Filter out everything except lines holding "southern".

**The input:**
..........
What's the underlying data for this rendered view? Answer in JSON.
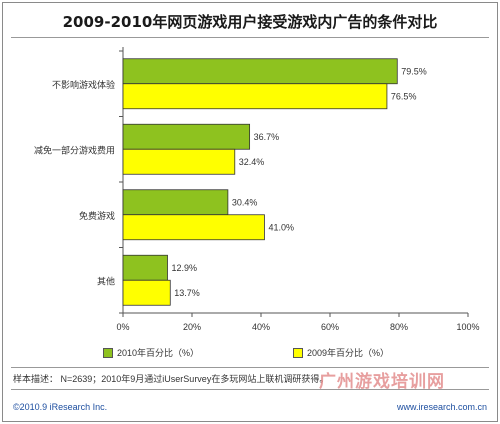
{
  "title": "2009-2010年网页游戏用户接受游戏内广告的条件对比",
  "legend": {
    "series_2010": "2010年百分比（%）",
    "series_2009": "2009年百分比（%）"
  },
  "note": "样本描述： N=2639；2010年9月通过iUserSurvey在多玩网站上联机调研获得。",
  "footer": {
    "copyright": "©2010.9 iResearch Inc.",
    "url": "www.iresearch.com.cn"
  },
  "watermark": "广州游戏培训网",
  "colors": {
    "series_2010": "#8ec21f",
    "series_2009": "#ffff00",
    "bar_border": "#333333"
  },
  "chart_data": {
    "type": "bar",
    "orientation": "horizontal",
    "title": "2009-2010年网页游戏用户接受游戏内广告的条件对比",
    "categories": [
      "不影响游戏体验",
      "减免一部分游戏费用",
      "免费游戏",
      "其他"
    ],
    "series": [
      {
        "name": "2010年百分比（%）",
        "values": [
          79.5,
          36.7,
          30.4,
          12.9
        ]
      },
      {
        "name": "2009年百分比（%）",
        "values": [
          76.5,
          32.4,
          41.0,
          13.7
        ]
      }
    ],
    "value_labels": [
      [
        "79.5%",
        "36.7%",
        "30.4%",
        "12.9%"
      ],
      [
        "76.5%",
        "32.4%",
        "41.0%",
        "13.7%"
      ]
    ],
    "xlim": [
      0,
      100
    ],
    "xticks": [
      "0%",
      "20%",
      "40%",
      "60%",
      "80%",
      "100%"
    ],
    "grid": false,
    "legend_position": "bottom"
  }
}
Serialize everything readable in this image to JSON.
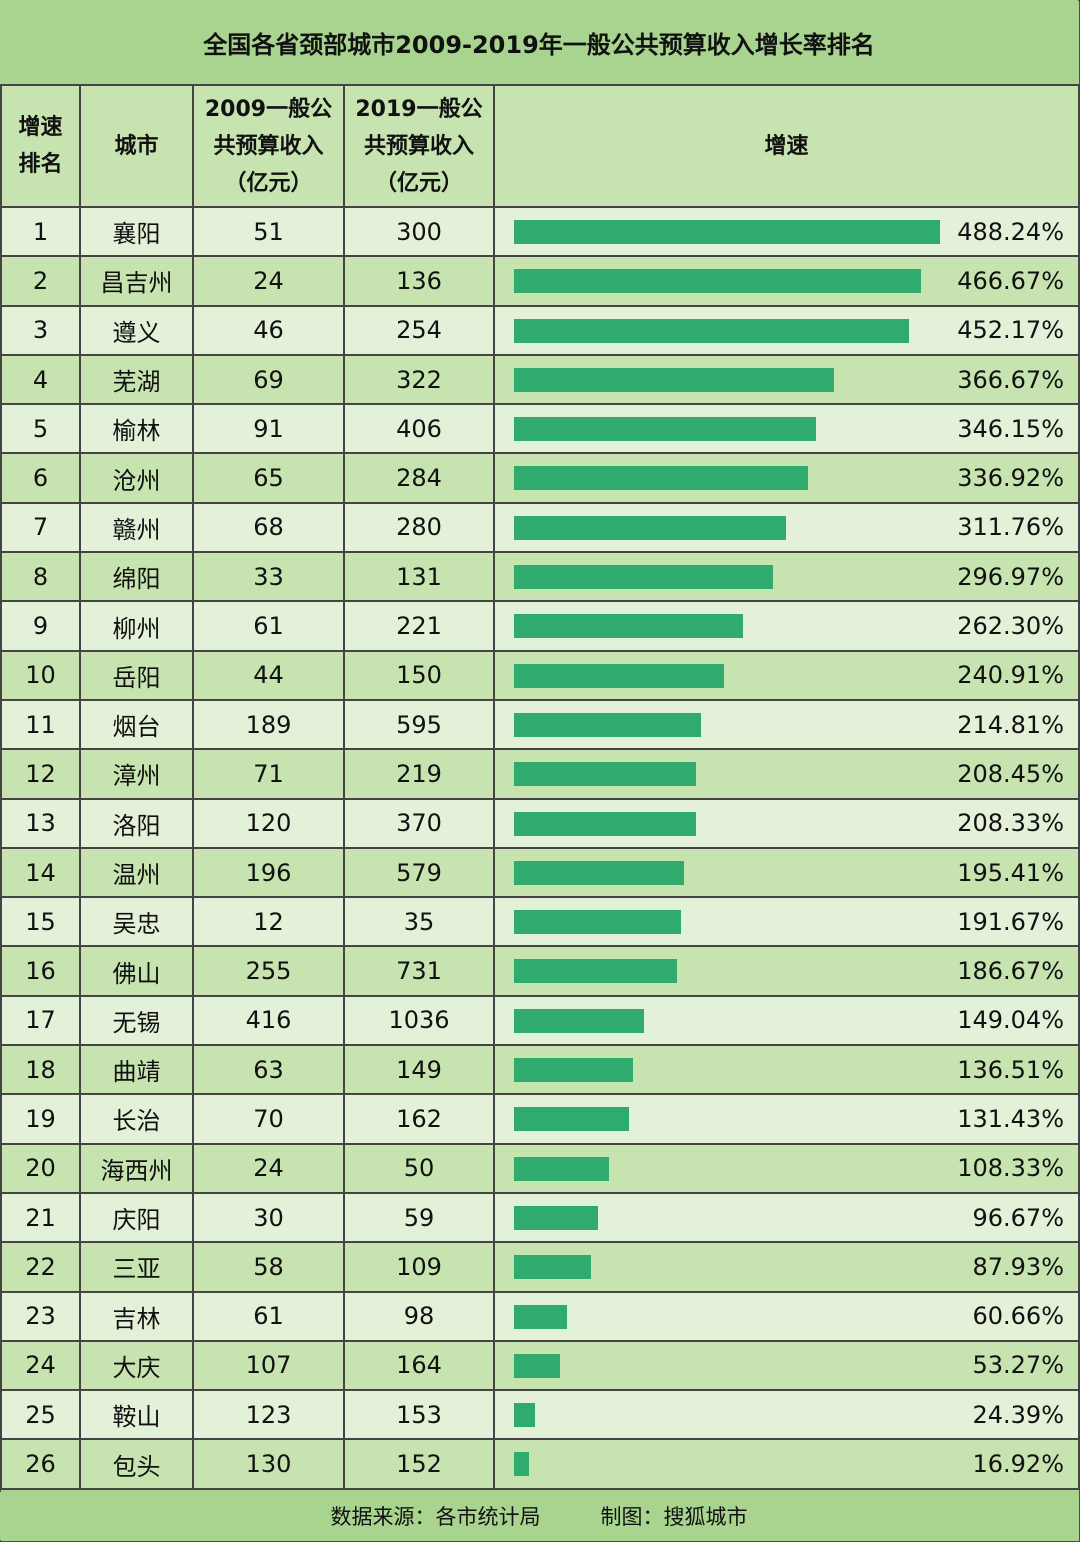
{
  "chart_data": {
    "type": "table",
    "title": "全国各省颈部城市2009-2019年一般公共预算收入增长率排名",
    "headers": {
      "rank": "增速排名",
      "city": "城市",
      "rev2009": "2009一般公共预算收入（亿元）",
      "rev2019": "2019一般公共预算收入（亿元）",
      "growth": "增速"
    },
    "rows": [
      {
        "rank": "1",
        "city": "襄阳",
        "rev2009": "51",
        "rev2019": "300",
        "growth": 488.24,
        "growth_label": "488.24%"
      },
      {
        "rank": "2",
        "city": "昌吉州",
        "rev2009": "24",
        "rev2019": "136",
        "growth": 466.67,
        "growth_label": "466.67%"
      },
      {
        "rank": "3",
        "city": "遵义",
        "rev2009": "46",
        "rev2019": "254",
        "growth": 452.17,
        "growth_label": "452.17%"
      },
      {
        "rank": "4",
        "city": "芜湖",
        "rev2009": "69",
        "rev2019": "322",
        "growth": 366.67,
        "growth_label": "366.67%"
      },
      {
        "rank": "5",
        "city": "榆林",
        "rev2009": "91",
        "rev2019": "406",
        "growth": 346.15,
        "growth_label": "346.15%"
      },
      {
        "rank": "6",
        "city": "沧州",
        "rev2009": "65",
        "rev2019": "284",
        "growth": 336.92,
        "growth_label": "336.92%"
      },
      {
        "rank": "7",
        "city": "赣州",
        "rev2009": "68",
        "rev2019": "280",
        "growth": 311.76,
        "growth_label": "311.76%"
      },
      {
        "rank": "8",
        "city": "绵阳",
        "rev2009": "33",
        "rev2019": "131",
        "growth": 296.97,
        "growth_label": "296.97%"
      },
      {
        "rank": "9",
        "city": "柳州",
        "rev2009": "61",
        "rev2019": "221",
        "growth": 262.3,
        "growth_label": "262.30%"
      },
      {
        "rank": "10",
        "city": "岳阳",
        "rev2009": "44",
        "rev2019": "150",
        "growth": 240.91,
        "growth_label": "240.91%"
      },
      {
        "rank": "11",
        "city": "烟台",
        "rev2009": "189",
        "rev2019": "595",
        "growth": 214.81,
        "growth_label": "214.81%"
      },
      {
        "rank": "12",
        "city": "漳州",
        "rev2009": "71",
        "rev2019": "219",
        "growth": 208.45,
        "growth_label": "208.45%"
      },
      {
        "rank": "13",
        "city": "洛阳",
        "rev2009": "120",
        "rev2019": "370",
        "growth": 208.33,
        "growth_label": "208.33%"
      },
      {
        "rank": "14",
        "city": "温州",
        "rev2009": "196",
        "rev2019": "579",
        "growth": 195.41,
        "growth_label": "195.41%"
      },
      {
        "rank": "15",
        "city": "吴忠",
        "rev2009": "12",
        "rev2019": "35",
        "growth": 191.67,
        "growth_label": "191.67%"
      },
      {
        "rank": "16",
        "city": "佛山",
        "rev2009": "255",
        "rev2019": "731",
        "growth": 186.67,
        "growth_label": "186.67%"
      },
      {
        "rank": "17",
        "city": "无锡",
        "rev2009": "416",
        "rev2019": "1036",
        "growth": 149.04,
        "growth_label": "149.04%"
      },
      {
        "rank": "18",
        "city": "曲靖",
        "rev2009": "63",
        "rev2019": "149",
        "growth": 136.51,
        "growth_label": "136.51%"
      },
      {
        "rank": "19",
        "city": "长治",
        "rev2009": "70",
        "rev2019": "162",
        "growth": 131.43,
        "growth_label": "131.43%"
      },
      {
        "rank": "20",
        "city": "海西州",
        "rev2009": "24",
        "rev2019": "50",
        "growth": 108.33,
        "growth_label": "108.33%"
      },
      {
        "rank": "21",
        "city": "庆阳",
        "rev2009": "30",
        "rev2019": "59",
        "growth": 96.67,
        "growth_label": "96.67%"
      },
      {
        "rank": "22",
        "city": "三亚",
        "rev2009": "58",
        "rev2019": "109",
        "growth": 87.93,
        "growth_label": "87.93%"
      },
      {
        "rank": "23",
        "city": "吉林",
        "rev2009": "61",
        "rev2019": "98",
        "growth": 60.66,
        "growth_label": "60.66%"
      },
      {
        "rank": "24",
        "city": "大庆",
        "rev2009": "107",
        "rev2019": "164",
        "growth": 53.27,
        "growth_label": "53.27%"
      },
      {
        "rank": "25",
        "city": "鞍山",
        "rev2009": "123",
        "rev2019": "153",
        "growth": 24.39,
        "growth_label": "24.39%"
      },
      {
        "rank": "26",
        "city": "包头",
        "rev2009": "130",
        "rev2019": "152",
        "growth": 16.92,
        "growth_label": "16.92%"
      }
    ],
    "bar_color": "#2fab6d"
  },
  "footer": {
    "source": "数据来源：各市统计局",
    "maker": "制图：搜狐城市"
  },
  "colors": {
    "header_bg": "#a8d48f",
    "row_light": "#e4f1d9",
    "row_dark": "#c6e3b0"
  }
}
..........
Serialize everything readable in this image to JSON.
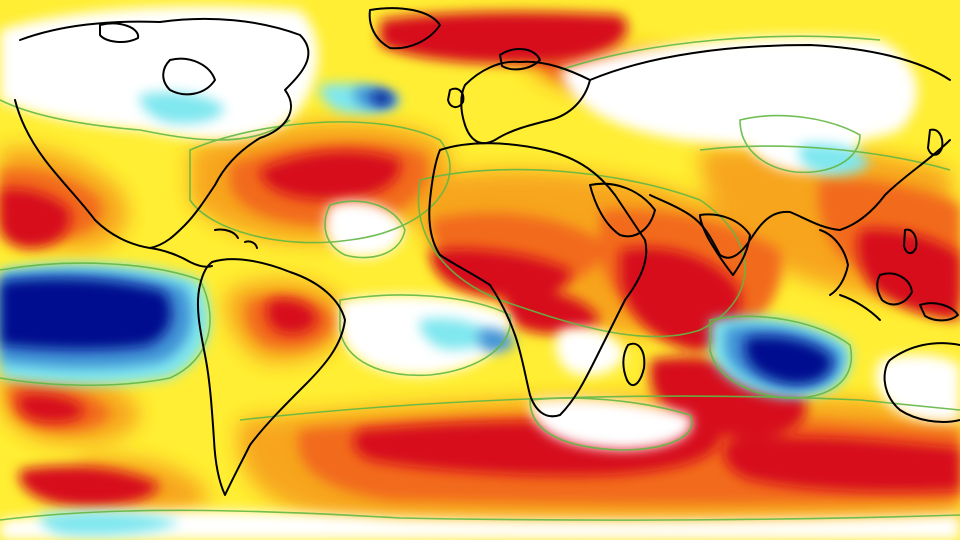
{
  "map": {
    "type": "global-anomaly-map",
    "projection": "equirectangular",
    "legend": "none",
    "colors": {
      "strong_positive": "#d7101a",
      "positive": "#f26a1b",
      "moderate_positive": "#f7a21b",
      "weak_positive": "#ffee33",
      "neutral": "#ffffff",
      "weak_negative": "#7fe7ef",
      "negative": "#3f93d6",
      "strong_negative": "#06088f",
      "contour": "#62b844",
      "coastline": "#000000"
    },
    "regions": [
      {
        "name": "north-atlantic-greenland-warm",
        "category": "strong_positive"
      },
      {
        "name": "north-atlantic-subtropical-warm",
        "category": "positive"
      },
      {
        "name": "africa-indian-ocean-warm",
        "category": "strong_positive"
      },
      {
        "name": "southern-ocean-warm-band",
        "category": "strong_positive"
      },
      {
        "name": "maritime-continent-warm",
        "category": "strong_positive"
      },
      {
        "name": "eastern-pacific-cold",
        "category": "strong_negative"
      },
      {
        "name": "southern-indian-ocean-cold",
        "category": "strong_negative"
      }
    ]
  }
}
..........
**Answer to the task:**
        "name": "southern-ocean-warm-band",
        "name": "southern-indian-ocean-cold",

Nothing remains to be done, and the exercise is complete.